— Start —

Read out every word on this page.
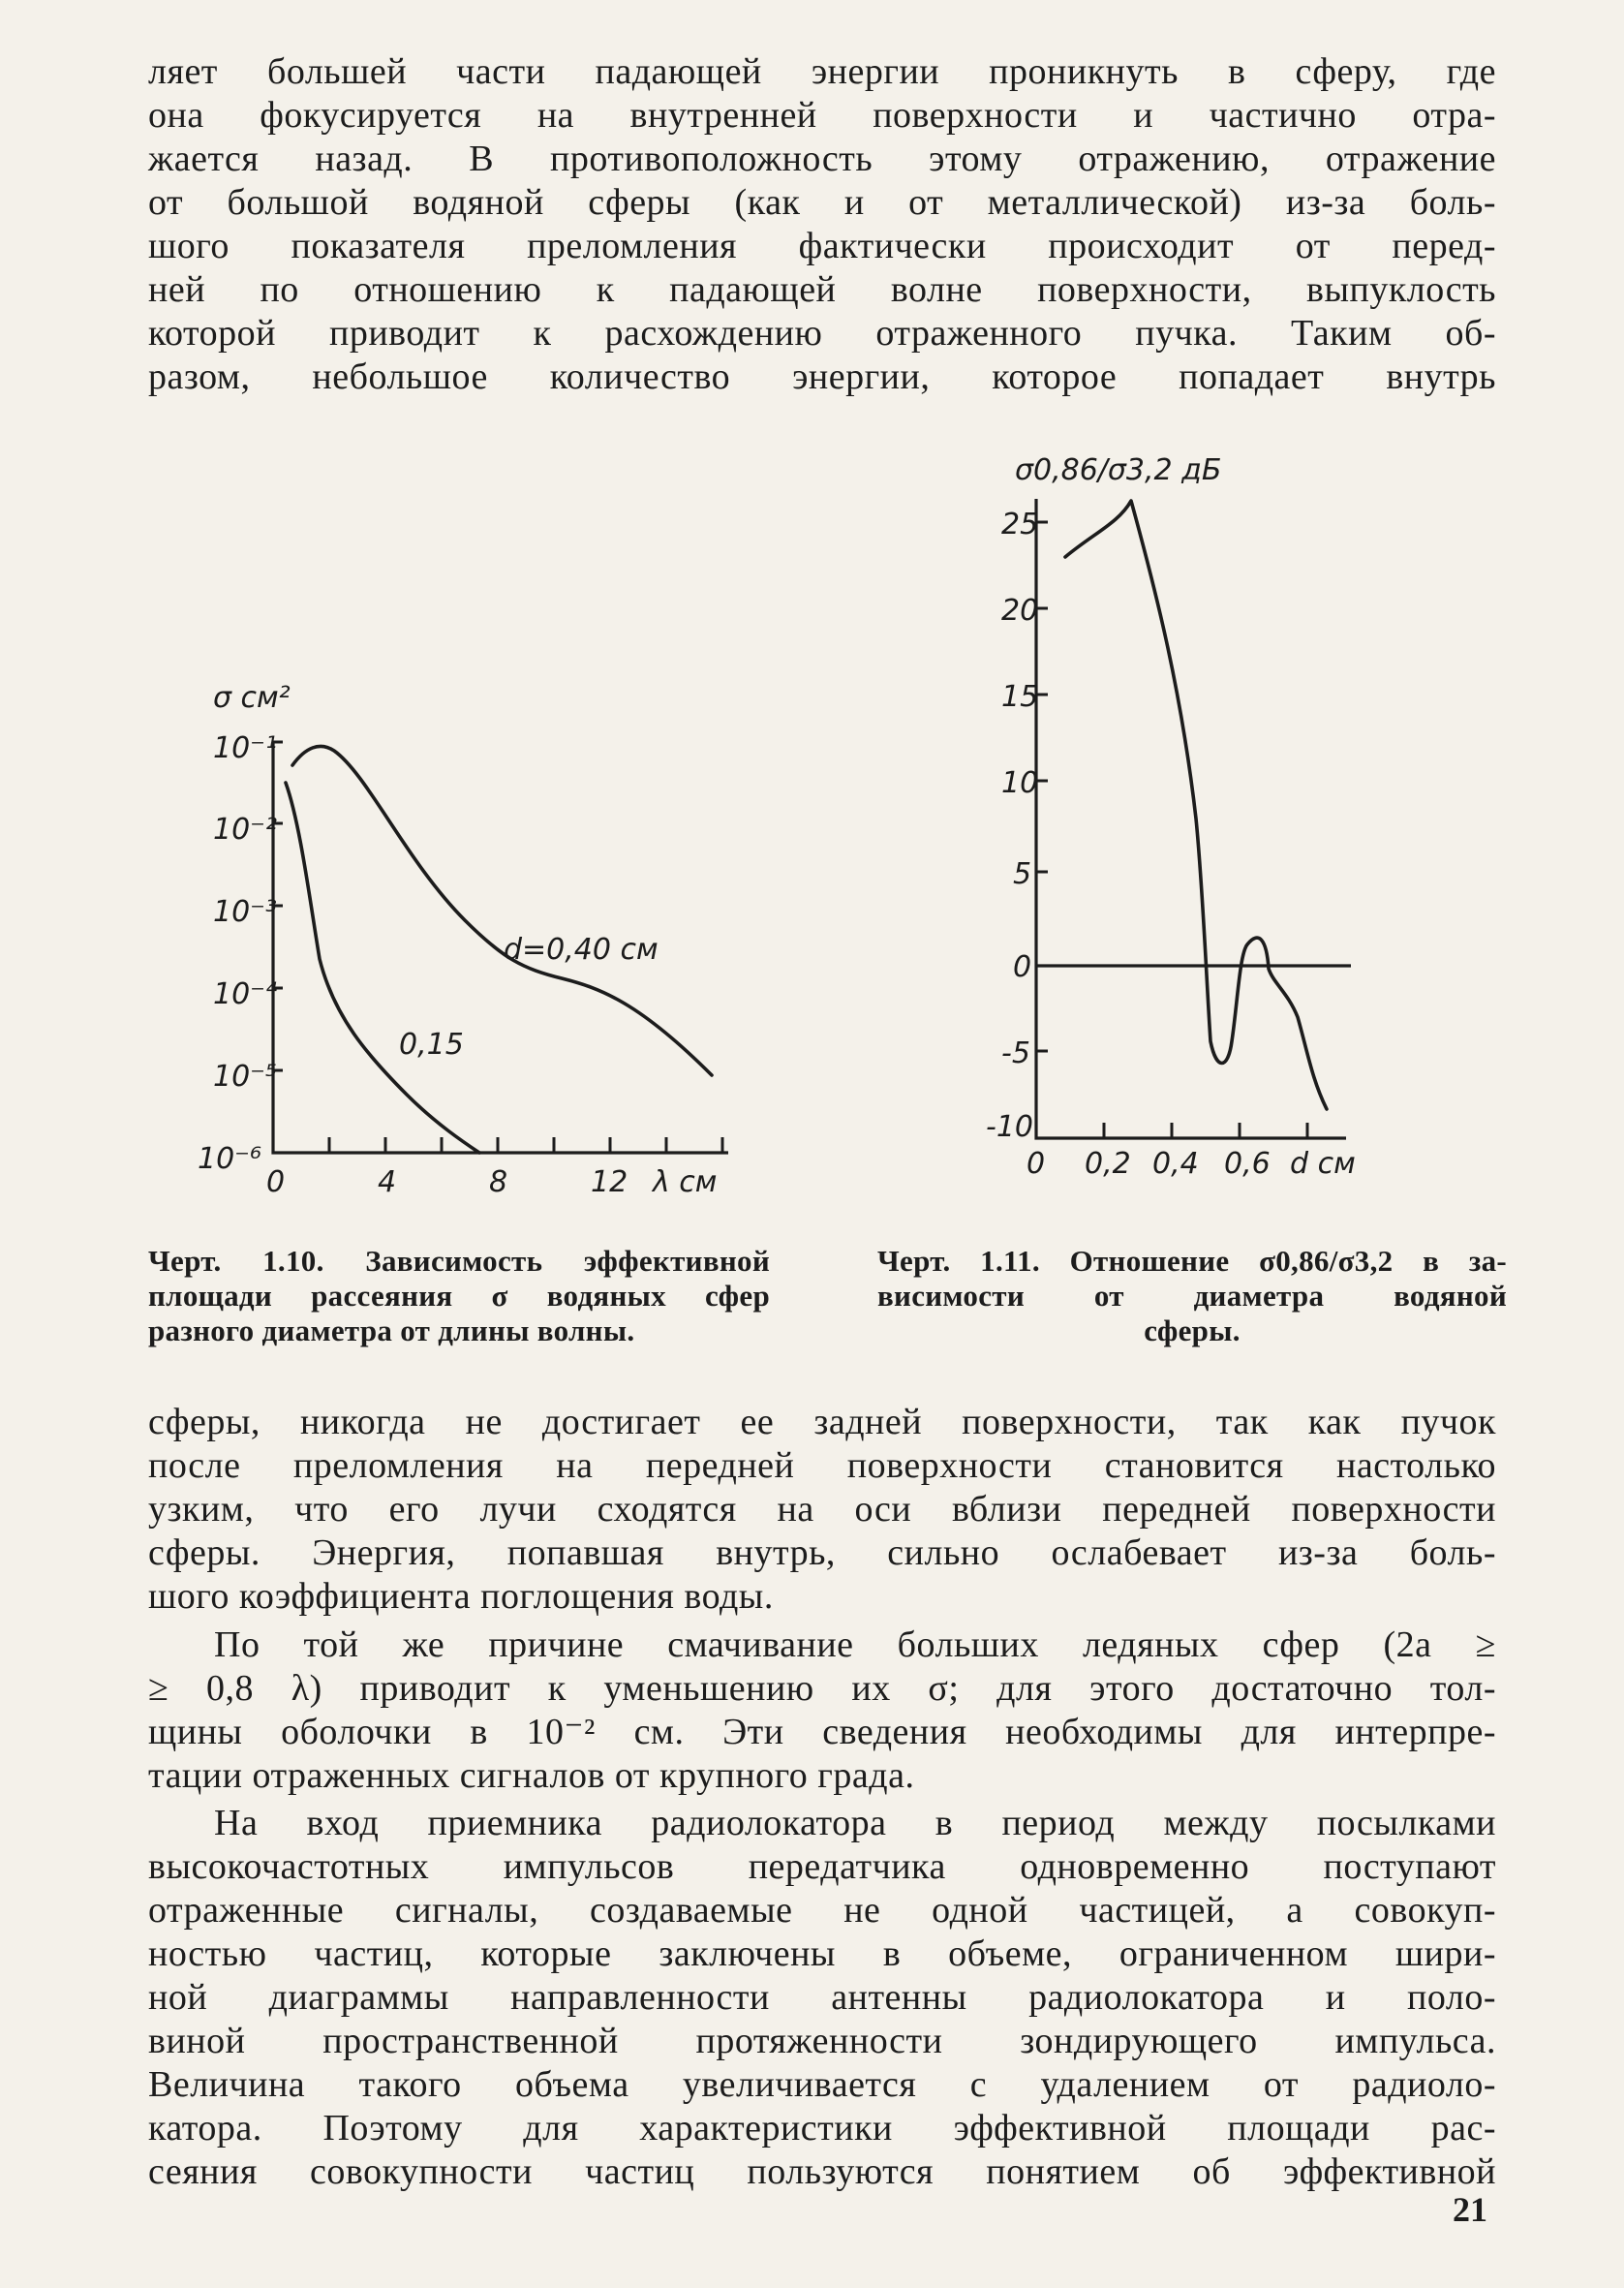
ляет большей части падающей энергии проникнуть в сферу, где
она фокусируется на внутренней поверхности и частично отра-
жается назад. В противоположность этому отражению, отражение
от большой водяной сферы (как и от металлической) из-за боль-
шого показателя преломления фактически происходит от перед-
ней по отношению к падающей волне поверхности, выпуклость
которой приводит к расхождению отраженного пучка. Таким об-
разом, небольшое количество энергии, которое попадает внутрь
σ см²
10⁻¹
10⁻²
10⁻³
10⁻⁴
10⁻⁵
10⁻⁶
0	4	8	12 λ см
d=0,40 см
0,15
σ0,86/σ3,2 дБ
25
20
15
10
5
0
-5
-10
0 0,2 0,4 0,6 d см
Черт. 1.10. Зависимость эффективной
площади рассеяния σ водяных сфер
разного диаметра от длины волны.
Черт. 1.11. Отношение σ0,86/σ3,2 в за-
висимости от диаметра водяной
сферы.
сферы, никогда не достигает ее задней поверхности, так как пучок
после преломления на передней поверхности становится настолько
узким, что его лучи сходятся на оси вблизи передней поверхности
сферы. Энергия, попавшая внутрь, сильно ослабевает из-за боль-
шого коэффициента поглощения воды.
По той же причине смачивание больших ледяных сфер (2a ≥
≥ 0,8 λ) приводит к уменьшению их σ; для этого достаточно тол-
щины оболочки в 10⁻² см. Эти сведения необходимы для интерпре-
тации отраженных сигналов от крупного града.
На вход приемника радиолокатора в период между посылками
высокочастотных импульсов передатчика одновременно поступают
отраженные сигналы, создаваемые не одной частицей, а совокуп-
ностью частиц, которые заключены в объеме, ограниченном шири-
ной диаграммы направленности антенны радиолокатора и поло-
виной пространственной протяженности зондирующего импульса.
Величина такого объема увеличивается с удалением от радиоло-
катора. Поэтому для характеристики эффективной площади рас-
сеяния совокупности частиц пользуются понятием об эффективной
21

— End —

> Set exercise: Make an exact copy of the data, leaving its pictures out.

> Solution:
Read out every word on this page.
ляет большей части падающей энергии проникнуть в сферу, где
она фокусируется на внутренней поверхности и частично отра-
жается назад. В противоположность этому отражению, отражение
от большой водяной сферы (как и от металлической) из-за боль-
шого показателя преломления фактически происходит от перед-
ней по отношению к падающей волне поверхности, выпуклость
которой приводит к расхождению отраженного пучка. Таким об-
разом, небольшое количество энергии, которое попадает внутрь
σ см²
10⁻¹
10⁻²
10⁻³
10⁻⁴
10⁻⁵
10⁻⁶
0	4	8	12 λ см
d=0,40 см
0,15
σ0,86/σ3,2 дБ
25
20
15
10
5
0
-5
-10
0 0,2 0,4 0,6 d см
Черт. 1.10. Зависимость эффективной
площади рассеяния σ водяных сфер
разного диаметра от длины волны.
Черт. 1.11. Отношение σ0,86/σ3,2 в за-
висимости от диаметра водяной
сферы.
сферы, никогда не достигает ее задней поверхности, так как пучок
после преломления на передней поверхности становится настолько
узким, что его лучи сходятся на оси вблизи передней поверхности
сферы. Энергия, попавшая внутрь, сильно ослабевает из-за боль-
шого коэффициента поглощения воды.
По той же причине смачивание больших ледяных сфер (2a ≥
≥ 0,8 λ) приводит к уменьшению их σ; для этого достаточно тол-
щины оболочки в 10⁻² см. Эти сведения необходимы для интерпре-
тации отраженных сигналов от крупного града.
На вход приемника радиолокатора в период между посылками
высокочастотных импульсов передатчика одновременно поступают
отраженные сигналы, создаваемые не одной частицей, а совокуп-
ностью частиц, которые заключены в объеме, ограниченном шири-
ной диаграммы направленности антенны радиолокатора и поло-
виной пространственной протяженности зондирующего импульса.
Величина такого объема увеличивается с удалением от радиоло-
катора. Поэтому для характеристики эффективной площади рас-
сеяния совокупности частиц пользуются понятием об эффективной
21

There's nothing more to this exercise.